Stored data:
-=-=-=-=-

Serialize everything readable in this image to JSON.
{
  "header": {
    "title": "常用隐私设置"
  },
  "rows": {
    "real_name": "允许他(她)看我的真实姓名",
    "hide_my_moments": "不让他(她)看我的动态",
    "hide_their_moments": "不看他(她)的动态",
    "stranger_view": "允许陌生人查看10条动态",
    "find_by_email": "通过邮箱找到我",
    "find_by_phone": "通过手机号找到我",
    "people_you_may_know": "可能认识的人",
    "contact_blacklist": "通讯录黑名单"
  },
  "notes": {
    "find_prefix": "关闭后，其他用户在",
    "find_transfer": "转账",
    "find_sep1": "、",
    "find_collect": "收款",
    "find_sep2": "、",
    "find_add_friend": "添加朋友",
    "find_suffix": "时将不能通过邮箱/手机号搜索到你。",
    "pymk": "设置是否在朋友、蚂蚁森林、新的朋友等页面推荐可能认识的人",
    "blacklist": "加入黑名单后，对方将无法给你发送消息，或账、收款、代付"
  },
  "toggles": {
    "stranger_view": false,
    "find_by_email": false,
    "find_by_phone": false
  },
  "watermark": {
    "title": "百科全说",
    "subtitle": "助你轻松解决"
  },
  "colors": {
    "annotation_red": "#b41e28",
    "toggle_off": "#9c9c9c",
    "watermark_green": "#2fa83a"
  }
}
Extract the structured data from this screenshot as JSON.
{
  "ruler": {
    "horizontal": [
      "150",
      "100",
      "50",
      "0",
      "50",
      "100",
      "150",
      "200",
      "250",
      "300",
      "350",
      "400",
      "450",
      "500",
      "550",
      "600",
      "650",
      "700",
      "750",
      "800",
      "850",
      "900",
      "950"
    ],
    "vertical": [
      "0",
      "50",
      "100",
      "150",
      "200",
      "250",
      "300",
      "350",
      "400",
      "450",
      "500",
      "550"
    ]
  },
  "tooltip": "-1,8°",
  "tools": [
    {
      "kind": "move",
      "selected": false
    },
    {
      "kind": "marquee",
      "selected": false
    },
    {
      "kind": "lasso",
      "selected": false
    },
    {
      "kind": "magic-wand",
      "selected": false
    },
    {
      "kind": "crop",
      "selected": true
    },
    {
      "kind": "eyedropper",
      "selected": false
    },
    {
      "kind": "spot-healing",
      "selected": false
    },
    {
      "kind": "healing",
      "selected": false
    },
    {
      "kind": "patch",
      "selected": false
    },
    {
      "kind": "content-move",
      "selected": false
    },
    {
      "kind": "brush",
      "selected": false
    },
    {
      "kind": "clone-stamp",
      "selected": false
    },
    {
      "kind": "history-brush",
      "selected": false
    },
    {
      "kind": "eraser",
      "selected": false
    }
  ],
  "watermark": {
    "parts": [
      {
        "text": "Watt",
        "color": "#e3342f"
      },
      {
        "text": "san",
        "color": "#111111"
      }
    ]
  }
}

-=-=-=-=-

■ Task objective:
Scan the material above. Copy each line where "this" occurs.

■ Exercise solution:
Serialize everything readable in this image to JSON.
Extract the structured data from this screenshot as JSON.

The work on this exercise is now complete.